**TASK REQUIREMENTS**
1. Print the part of the text on multiplying rational functions that opens with the words containing "Multiplication of Rational" and closes with "fraction (if needed)".
2. Answer these questions about the text on multiplying rational functions:
(a) Which method does it name for multiplying the numerator by the numerator?
(b) What product of the denominators does it give in Sample A?
(c) What is the first step it lists for Sample B?

Multiplication of Rational Functions

How to multiply rational functions:

1) multiply the numerator by numerator using FOIL Method
2) multiply denominator by denominator using FOIL Method
3) reduce the fraction (if needed)

Sample A:

(x + 1)/(x + 3) TIMES (2x + 3)/(x - 1)

I will multiply the numerators first.

(x + 1) (2x + 3) = 2x^3 + 5x + 3

I will now multiply the denominators.

(x + 3) ( x - 1) = x^2 + 2x -3

Final answer: 2x^3 + 5x + 3/x^2 + 2x - 3

Sample B:

x^2 - 4/x - 3 TIMES x^2 - 7x + 12/x^2 - 2x

1) Factor where needed.

(x + 2) (x - 2)/x - 3 and (x - 3) ( x - 4)/x(x - 2)

2) Cancel where you can.

**LISTED RECORDS**

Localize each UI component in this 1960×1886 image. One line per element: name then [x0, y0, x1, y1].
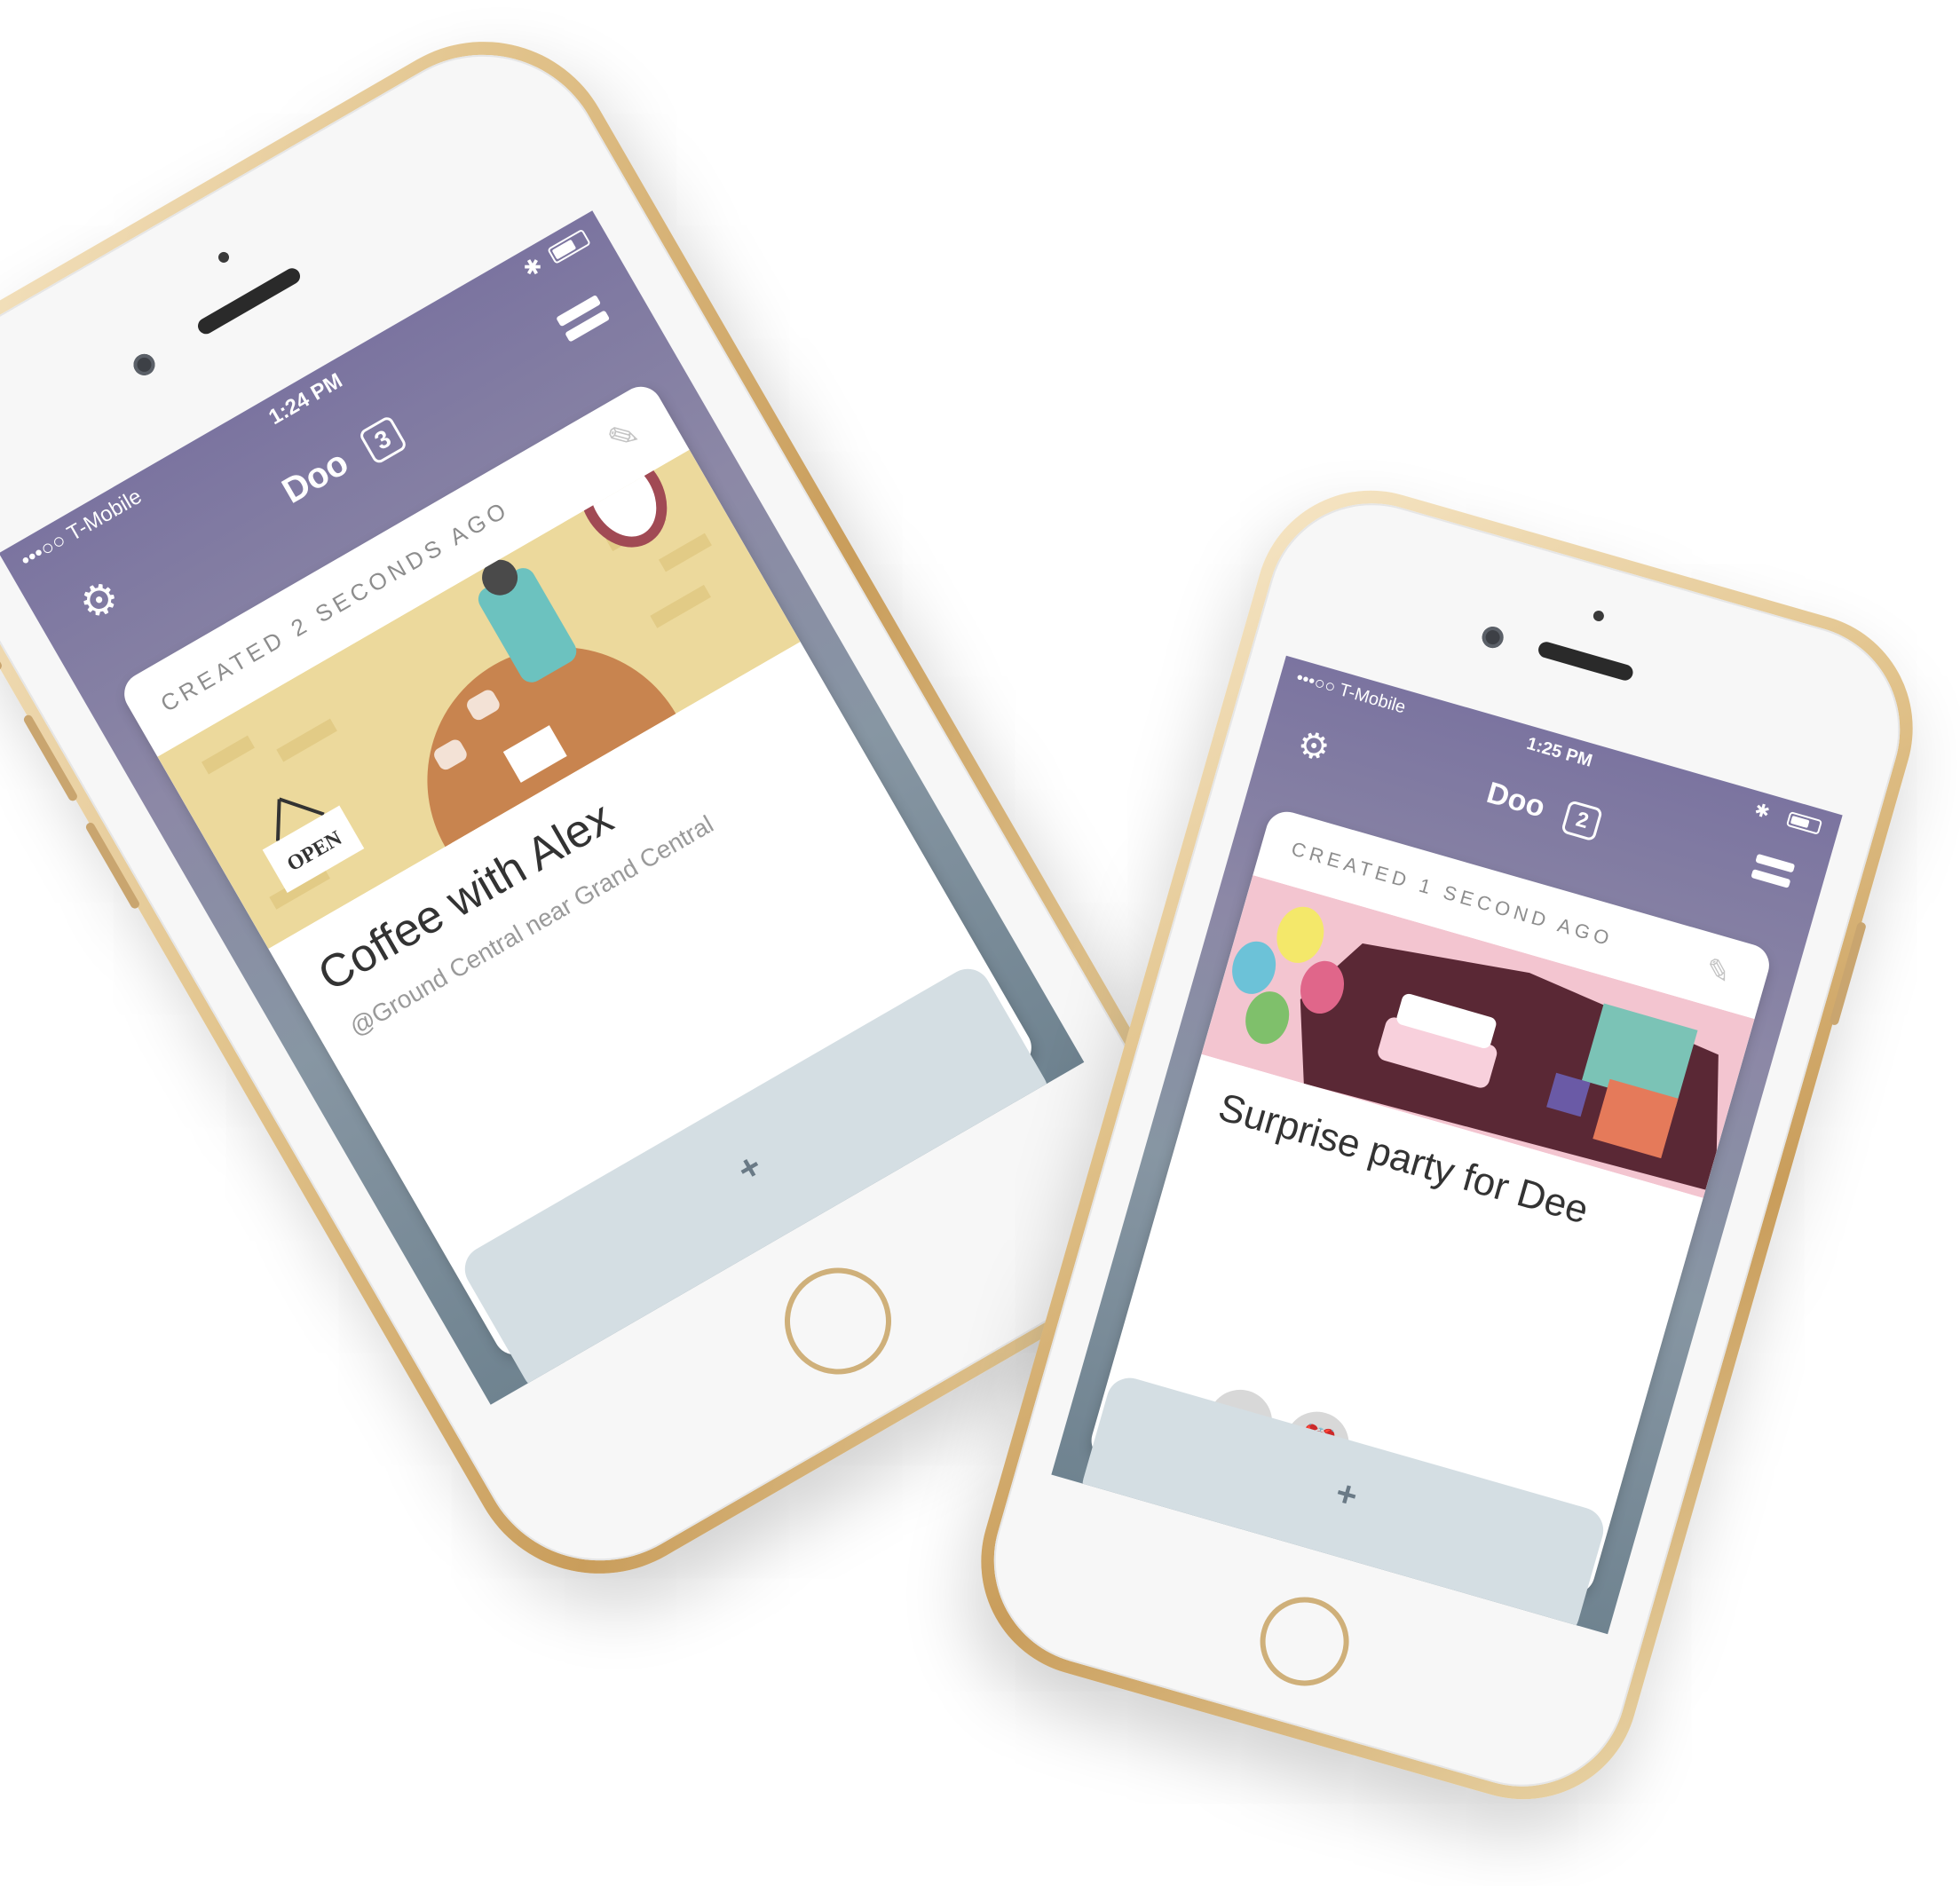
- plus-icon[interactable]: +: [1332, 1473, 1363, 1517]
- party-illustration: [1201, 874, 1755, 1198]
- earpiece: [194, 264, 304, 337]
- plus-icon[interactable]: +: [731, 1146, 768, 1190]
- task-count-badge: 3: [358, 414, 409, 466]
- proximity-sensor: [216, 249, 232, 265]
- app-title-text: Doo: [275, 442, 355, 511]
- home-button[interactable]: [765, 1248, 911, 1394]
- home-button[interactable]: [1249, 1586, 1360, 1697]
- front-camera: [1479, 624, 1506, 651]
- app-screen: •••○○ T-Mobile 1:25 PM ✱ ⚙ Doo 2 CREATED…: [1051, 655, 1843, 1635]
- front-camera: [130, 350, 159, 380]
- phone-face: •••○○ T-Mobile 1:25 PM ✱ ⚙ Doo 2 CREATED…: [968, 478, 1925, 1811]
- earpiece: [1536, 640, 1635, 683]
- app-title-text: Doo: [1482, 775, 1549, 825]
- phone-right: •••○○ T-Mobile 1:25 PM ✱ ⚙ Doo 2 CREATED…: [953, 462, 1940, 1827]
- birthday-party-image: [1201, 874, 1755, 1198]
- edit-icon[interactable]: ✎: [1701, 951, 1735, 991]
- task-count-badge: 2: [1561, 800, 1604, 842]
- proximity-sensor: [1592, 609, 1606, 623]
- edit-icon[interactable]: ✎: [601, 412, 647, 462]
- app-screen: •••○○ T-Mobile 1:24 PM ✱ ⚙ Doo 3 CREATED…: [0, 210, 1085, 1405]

**TASK RESULTS**
1.
Multiplication of Rational Functions

How to multiply rational functions:

1) multiply the numerator by numerator using FOIL Method
2) multiply denominator by denominator using FOIL Method
3) reduce the fraction (if needed)

2.
(a) The FOIL Method.
(b) x^2 + 2x - 3
(c) Factor where needed.